● LATIHAN A:
Ubah baris-baris daftar, dari baris pertamanya sampai baris yang memuat "stat-count: 2 — [575, 93, 587, 117]" (keduanya ikut), menjadi tabel Markdown berkolom No dan Baris. Abaikan baris kosong.

● POTONGAN DOKUMEN:
*****
Kali
ini saya mengajak Anda menyimak artikel saya yang telah dipublikasikan dalam
sebuah majalah HR. Topiknya bertema “Aspek Yang Paling Mendasar Dalam
HR Audit”. Bagaimana jika Anda bukan orang HR? Anda perlu juga memahaminya.
Iyya dong. Kan ini menyangkut SDM di team kita
sendiri. Jika kita biarkan HRD mengurusinya sendiri belum tentu hasilnya sesuai
dengan kebutuhan kita. Maka kita mesti ikut terlibat dalam pengembangannya. Dengan pemahaman yang baik terhadap aspek ini, kita berpeluang untuk bisa ikut
berperan secara aktif dalam menemukan gagasan-gagasan pengembangan SDM yang
lebih baik.
Sehingga team yang kita pimpin bisa berkembang secara optimal. Dan menghasilkan produktivitas yang maksimal. Bagaimana, Anda sudah siap? Baiklah. Kita mulai dengan memahami proses ‘HR Audit’.
HR Audit. Sepertinya sedang
mewabah. Perusahaan-perusahaan besar khususnya, seperti sedang terkena demam
ini. Baguskah? Oh, sangat bagus sekali. Jika ada demam dari suatu wabah yang
baik, maka ini merupakan salah satunya. Dengan terkena demam ini, maka
perusahaan bisa berharap adanya perbaikan dalam system atau tata kelola sumber
daya manusianya. Lantas, apa dampak dari HR audit itu kepada proses pengembangan
karyawan di perusahaan?
*****
● DAFTAR DATA:
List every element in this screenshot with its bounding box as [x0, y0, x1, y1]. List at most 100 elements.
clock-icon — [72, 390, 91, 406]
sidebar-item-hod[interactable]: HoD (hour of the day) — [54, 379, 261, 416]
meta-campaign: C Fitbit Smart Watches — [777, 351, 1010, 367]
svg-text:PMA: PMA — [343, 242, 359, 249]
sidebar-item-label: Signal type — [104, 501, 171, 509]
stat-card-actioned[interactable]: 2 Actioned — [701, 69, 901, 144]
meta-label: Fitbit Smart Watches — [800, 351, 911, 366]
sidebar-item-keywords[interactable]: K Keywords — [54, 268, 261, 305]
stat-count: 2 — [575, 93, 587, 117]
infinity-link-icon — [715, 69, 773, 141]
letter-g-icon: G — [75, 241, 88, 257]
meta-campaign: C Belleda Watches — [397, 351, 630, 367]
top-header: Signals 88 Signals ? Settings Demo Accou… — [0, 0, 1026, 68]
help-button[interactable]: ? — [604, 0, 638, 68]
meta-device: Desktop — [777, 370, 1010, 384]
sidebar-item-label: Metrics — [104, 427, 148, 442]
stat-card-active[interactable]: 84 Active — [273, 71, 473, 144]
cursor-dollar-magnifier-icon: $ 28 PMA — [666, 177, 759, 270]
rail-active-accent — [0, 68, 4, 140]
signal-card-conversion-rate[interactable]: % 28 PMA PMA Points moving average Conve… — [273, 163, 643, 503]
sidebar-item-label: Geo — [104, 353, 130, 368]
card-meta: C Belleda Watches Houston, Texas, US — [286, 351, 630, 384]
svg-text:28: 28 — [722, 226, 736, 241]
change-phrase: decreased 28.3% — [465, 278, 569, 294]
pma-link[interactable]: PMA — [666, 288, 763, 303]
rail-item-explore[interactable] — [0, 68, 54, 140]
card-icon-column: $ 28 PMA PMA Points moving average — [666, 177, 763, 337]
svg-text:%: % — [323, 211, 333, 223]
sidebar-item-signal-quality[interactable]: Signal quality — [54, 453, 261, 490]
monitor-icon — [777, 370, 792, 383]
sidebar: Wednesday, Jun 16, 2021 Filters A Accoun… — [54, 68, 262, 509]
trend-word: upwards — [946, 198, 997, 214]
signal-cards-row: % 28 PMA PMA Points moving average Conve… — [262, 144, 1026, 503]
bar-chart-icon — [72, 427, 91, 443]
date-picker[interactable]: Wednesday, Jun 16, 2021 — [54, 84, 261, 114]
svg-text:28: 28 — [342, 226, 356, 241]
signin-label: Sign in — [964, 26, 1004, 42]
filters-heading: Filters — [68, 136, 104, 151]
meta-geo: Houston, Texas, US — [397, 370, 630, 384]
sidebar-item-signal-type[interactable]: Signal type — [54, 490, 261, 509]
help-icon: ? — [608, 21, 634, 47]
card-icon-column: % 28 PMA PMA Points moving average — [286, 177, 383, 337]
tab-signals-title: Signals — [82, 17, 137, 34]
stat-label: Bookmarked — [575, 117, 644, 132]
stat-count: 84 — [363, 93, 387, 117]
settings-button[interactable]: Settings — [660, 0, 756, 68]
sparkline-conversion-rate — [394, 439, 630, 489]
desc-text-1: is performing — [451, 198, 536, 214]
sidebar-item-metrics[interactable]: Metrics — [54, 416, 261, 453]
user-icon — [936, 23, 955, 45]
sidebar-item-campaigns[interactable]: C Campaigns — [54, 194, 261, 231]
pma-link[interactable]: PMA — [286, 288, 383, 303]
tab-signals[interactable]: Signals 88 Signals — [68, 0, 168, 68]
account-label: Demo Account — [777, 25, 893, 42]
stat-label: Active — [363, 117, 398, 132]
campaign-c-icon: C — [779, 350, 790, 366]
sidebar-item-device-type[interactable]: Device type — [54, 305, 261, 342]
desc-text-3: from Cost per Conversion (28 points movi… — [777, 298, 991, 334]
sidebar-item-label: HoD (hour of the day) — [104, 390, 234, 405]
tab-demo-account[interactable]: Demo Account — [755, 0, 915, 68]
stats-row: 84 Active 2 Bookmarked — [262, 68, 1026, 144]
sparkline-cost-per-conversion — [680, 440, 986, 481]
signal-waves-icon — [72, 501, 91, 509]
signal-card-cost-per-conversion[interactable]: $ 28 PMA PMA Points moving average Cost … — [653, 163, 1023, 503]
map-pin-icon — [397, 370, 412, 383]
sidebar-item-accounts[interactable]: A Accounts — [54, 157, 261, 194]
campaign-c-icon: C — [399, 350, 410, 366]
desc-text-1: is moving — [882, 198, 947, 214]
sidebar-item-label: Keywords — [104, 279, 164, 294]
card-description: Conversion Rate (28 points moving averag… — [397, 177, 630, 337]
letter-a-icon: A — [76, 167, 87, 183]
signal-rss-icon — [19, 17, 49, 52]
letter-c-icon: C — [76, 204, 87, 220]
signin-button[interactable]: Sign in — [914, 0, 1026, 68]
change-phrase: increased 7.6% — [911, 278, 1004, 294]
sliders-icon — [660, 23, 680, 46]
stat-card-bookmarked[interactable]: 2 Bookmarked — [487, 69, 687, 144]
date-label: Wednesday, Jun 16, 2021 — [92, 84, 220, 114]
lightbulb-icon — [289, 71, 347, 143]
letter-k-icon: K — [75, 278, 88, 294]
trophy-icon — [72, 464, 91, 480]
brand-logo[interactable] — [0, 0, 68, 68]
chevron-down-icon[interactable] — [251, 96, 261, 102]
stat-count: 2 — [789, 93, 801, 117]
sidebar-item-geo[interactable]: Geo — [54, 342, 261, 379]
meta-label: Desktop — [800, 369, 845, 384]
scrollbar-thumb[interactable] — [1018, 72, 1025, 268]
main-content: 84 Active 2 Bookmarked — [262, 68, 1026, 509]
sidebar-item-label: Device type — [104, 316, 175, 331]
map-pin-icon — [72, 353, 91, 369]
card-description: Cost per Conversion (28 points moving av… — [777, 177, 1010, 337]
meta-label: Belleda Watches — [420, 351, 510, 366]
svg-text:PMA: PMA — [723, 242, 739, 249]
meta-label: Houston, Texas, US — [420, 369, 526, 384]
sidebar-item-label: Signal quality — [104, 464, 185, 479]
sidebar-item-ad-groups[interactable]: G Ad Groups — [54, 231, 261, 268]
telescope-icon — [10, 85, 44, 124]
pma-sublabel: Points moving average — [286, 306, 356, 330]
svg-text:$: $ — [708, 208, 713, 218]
*****
● LATIHAN B:
Kembalikan bagian artikel tentang HR audit dari "Iyya dong. Kan" sampai "proses ‘HR Audit’." tanpa mengubah apa pun.

● JAWABAN TUGAS A:
| No | Baris |
|---|---|
| 1 | List every element in this screenshot with its bounding box as [x0, y0, x1, y1]. List at most 100 elements. |
| 2 | clock-icon — [72, 390, 91, 406] |
| 3 | sidebar-item-hod[interactable]: HoD (hour of the day) — [54, 379, 261, 416] |
| 4 | meta-campaign: C Fitbit Smart Watches — [777, 351, 1010, 367] |
| 5 | svg-text:PMA: PMA — [343, 242, 359, 249] |
| 6 | sidebar-item-label: Signal type — [104, 501, 171, 509] |
| 7 | stat-card-actioned[interactable]: 2 Actioned — [701, 69, 901, 144] |
| 8 | meta-label: Fitbit Smart Watches — [800, 351, 911, 366] |
| 9 | sidebar-item-keywords[interactable]: K Keywords — [54, 268, 261, 305] |
| 10 | stat-count: 2 — [575, 93, 587, 117] |

● JAWABAN TUGAS B:
Iyya dong. Kan ini menyangkut SDM di team kita
sendiri. Jika kita biarkan HRD mengurusinya sendiri belum tentu hasilnya sesuai
dengan kebutuhan kita. Maka kita mesti ikut terlibat dalam pengembangannya. Dengan pemahaman yang baik terhadap aspek ini, kita berpeluang untuk bisa ikut
berperan secara aktif dalam menemukan gagasan-gagasan pengembangan SDM yang
lebih baik.
Sehingga team yang kita pimpin bisa berkembang secara optimal. Dan menghasilkan produktivitas yang maksimal. Bagaimana, Anda sudah siap? Baiklah. Kita mulai dengan memahami proses ‘HR Audit’.